**Problem statement**:
List all lines in the material below that contain "检测方法".

**Input data**:
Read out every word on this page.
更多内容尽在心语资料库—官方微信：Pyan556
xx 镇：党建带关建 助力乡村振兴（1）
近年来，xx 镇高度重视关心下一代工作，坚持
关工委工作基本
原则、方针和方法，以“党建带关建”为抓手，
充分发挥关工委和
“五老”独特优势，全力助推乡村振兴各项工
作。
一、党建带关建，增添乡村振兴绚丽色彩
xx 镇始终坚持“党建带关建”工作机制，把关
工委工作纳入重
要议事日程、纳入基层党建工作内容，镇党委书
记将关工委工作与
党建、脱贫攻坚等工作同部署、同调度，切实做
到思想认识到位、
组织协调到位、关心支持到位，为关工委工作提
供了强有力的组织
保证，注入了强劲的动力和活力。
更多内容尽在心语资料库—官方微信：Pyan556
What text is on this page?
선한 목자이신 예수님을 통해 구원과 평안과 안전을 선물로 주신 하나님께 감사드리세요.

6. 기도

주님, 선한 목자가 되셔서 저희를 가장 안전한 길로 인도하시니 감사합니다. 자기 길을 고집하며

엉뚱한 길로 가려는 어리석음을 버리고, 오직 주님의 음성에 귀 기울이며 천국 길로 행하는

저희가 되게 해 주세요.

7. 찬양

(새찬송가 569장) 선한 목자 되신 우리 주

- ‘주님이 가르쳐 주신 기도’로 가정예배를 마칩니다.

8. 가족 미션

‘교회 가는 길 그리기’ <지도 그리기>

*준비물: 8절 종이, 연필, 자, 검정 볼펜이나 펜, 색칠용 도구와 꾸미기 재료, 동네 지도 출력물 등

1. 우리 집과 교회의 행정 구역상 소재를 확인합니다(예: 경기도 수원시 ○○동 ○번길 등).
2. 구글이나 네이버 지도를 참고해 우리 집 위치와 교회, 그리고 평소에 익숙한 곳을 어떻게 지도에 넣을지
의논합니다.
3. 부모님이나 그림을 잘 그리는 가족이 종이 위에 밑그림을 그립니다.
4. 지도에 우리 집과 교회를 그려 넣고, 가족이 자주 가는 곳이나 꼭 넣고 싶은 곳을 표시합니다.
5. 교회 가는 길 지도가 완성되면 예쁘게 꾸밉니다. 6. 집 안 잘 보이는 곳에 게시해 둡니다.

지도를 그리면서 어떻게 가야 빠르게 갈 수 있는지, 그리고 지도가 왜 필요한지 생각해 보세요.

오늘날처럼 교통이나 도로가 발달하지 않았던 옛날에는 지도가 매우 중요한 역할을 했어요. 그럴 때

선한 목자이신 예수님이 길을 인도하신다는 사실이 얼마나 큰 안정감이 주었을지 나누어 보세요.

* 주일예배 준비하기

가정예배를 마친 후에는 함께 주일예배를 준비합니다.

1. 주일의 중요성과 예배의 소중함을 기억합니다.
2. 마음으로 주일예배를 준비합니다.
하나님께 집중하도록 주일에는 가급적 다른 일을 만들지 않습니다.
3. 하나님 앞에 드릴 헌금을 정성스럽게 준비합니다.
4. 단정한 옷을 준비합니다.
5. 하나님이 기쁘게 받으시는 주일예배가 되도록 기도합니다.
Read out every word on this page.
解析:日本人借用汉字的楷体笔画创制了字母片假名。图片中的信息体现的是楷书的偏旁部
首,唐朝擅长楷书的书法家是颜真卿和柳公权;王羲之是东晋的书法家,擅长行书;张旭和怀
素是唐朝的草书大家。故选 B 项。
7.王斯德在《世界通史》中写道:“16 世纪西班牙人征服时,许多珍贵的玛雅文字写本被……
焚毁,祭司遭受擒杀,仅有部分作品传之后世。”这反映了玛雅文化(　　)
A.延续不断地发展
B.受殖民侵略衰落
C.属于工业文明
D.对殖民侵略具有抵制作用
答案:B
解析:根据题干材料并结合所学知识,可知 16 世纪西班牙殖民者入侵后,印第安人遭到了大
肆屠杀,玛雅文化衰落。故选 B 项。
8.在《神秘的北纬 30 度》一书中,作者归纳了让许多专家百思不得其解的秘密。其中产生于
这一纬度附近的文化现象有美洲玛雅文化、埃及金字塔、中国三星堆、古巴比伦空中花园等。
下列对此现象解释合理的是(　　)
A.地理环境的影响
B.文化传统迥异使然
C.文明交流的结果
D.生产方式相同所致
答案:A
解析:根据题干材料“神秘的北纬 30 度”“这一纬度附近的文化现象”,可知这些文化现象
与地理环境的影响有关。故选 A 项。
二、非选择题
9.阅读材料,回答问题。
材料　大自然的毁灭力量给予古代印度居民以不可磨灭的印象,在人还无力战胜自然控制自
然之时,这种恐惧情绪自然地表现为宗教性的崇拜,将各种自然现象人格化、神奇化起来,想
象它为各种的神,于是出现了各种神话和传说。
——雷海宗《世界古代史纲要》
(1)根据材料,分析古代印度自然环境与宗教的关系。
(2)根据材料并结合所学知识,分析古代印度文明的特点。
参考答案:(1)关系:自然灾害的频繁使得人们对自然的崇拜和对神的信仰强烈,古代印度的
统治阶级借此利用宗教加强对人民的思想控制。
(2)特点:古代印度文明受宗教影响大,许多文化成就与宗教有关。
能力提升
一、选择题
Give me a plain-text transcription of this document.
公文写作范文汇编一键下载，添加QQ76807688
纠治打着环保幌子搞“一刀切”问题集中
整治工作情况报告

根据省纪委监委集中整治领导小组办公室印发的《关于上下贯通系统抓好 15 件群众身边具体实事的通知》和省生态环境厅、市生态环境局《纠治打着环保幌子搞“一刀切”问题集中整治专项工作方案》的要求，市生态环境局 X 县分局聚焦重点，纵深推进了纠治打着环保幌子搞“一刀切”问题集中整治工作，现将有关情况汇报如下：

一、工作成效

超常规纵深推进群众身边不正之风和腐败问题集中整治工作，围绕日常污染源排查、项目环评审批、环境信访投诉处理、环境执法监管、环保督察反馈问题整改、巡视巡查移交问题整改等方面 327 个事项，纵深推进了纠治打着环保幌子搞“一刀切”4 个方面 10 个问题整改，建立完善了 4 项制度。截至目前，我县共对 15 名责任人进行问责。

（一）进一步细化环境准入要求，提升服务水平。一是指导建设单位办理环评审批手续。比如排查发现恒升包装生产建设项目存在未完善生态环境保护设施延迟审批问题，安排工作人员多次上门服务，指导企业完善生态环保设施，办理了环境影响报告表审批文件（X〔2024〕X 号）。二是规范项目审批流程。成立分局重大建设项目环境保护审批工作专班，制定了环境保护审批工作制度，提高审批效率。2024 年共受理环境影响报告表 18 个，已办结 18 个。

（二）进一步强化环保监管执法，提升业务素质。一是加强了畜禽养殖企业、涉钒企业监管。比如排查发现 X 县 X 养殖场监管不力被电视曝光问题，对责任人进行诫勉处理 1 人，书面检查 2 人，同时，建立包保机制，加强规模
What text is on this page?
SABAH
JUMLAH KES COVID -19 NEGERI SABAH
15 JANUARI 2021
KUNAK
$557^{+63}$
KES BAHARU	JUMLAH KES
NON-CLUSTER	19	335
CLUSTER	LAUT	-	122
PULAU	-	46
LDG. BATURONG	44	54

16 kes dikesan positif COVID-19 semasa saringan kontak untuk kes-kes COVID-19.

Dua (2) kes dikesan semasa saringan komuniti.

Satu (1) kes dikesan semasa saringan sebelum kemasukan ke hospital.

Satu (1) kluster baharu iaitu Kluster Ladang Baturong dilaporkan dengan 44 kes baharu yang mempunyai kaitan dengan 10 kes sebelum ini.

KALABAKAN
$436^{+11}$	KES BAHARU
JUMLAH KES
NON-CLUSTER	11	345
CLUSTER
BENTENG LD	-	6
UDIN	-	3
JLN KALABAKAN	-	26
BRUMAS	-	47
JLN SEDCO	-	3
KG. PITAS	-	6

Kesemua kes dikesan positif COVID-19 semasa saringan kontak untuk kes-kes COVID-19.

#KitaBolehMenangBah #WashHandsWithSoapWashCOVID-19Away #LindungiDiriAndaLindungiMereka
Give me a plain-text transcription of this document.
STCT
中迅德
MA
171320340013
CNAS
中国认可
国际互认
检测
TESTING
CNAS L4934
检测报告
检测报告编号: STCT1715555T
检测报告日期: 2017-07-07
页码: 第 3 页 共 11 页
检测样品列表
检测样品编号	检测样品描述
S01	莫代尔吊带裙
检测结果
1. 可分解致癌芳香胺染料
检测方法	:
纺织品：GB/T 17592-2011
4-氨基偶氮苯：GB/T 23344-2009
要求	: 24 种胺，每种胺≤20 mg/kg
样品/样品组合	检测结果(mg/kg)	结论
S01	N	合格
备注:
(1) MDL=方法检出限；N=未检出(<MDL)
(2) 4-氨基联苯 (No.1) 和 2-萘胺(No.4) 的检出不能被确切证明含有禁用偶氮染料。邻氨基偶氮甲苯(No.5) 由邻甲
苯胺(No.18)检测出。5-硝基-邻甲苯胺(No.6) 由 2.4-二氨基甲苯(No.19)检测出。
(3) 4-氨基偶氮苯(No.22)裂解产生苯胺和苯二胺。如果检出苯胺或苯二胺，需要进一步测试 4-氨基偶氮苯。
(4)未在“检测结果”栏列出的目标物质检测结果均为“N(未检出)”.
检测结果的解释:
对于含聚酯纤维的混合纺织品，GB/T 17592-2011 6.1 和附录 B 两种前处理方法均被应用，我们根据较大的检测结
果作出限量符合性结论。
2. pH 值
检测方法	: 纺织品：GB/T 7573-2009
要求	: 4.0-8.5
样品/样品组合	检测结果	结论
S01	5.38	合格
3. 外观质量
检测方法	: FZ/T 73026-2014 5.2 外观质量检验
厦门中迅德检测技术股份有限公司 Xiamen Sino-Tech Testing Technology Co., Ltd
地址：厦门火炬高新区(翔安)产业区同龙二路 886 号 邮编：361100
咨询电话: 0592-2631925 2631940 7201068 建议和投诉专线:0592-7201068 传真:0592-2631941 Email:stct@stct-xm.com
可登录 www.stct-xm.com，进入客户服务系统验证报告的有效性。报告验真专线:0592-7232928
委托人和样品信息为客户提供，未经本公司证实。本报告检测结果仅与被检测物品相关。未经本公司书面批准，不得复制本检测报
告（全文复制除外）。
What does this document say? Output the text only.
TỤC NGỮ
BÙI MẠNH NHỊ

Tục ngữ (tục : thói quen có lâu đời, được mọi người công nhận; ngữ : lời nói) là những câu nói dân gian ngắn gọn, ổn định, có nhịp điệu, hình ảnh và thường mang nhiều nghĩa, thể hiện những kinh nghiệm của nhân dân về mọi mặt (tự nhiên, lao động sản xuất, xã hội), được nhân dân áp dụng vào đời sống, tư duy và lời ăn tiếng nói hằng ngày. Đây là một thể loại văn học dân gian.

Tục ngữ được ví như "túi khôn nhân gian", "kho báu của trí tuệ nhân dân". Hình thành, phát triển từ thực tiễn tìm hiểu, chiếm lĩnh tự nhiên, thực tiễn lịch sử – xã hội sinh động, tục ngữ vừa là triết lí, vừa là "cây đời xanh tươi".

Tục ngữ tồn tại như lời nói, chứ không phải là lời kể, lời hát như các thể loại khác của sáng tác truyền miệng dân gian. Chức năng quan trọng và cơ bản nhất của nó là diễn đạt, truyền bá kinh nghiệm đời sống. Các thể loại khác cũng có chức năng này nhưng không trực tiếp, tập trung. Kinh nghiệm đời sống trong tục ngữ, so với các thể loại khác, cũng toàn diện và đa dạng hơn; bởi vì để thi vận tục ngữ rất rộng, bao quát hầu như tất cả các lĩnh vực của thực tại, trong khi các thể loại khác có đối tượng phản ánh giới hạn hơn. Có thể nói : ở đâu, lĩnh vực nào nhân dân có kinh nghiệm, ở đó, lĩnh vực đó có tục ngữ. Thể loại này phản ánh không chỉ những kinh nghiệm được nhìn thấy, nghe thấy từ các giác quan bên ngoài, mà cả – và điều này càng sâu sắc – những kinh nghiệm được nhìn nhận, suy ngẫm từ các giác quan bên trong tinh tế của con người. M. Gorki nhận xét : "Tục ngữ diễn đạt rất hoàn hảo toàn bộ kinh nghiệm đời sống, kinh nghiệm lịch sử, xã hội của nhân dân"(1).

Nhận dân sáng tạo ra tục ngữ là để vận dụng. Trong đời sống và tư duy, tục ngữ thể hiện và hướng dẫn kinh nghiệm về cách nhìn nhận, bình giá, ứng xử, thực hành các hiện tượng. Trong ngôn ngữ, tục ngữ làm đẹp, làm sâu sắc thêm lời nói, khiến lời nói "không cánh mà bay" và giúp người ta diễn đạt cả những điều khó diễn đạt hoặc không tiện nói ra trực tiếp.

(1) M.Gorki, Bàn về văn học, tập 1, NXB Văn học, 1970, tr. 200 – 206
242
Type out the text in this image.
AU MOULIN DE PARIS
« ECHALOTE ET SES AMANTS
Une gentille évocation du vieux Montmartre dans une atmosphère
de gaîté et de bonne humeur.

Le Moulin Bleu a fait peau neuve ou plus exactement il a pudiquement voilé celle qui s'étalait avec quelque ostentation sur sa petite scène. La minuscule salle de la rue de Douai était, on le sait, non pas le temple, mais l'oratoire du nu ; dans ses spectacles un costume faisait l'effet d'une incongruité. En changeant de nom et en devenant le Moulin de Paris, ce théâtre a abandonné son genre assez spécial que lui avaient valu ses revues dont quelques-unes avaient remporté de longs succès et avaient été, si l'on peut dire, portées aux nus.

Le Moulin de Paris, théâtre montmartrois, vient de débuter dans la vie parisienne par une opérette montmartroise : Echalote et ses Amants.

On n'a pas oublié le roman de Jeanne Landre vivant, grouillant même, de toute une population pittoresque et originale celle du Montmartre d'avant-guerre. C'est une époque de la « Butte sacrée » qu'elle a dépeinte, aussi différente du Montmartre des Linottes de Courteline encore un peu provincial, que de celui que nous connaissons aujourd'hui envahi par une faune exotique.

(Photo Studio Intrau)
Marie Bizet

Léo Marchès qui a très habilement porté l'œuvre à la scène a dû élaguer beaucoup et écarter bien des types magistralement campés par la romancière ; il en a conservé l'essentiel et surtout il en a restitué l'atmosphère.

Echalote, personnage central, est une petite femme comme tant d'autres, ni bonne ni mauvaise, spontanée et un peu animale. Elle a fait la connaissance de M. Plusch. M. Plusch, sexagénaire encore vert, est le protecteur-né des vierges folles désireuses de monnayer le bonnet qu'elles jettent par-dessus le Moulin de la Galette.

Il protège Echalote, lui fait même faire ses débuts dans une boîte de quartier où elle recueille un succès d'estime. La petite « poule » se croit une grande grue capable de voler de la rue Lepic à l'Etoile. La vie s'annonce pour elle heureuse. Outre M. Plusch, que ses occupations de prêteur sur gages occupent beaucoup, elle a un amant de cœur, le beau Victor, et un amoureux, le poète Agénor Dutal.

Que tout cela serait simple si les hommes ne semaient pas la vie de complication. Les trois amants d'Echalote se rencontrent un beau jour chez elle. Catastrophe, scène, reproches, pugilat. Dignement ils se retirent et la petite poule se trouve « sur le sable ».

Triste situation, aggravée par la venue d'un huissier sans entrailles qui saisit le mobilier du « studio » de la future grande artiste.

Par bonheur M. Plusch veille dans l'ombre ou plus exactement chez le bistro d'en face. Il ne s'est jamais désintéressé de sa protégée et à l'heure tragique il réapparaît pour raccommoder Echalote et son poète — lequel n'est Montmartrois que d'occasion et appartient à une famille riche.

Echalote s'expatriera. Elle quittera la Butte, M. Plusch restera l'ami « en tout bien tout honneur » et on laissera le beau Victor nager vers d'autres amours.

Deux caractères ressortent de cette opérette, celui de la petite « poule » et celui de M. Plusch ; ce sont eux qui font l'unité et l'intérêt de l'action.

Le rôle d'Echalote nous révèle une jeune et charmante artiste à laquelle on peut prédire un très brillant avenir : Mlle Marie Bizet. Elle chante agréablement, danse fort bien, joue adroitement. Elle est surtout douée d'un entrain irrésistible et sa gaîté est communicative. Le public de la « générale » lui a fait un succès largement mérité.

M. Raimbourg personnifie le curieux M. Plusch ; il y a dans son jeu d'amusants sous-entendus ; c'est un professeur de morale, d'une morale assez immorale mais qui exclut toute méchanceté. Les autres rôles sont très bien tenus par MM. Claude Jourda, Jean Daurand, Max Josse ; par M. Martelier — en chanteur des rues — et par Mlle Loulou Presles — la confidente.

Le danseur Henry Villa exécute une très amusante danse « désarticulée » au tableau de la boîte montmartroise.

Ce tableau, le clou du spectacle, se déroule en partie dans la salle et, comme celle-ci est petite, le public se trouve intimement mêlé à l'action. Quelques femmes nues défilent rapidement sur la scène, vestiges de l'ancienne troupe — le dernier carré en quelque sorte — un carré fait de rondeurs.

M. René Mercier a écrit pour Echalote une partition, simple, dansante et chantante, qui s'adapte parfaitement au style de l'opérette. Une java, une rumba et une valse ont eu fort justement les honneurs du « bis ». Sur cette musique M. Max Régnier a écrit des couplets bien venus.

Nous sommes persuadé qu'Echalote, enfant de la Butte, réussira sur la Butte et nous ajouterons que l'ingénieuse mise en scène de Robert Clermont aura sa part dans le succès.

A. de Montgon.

**Expected output**:
检测方法	:
检测方法	: 纺织品：GB/T 7573-2009
检测方法	: FZ/T 73026-2014 5.2 外观质量检验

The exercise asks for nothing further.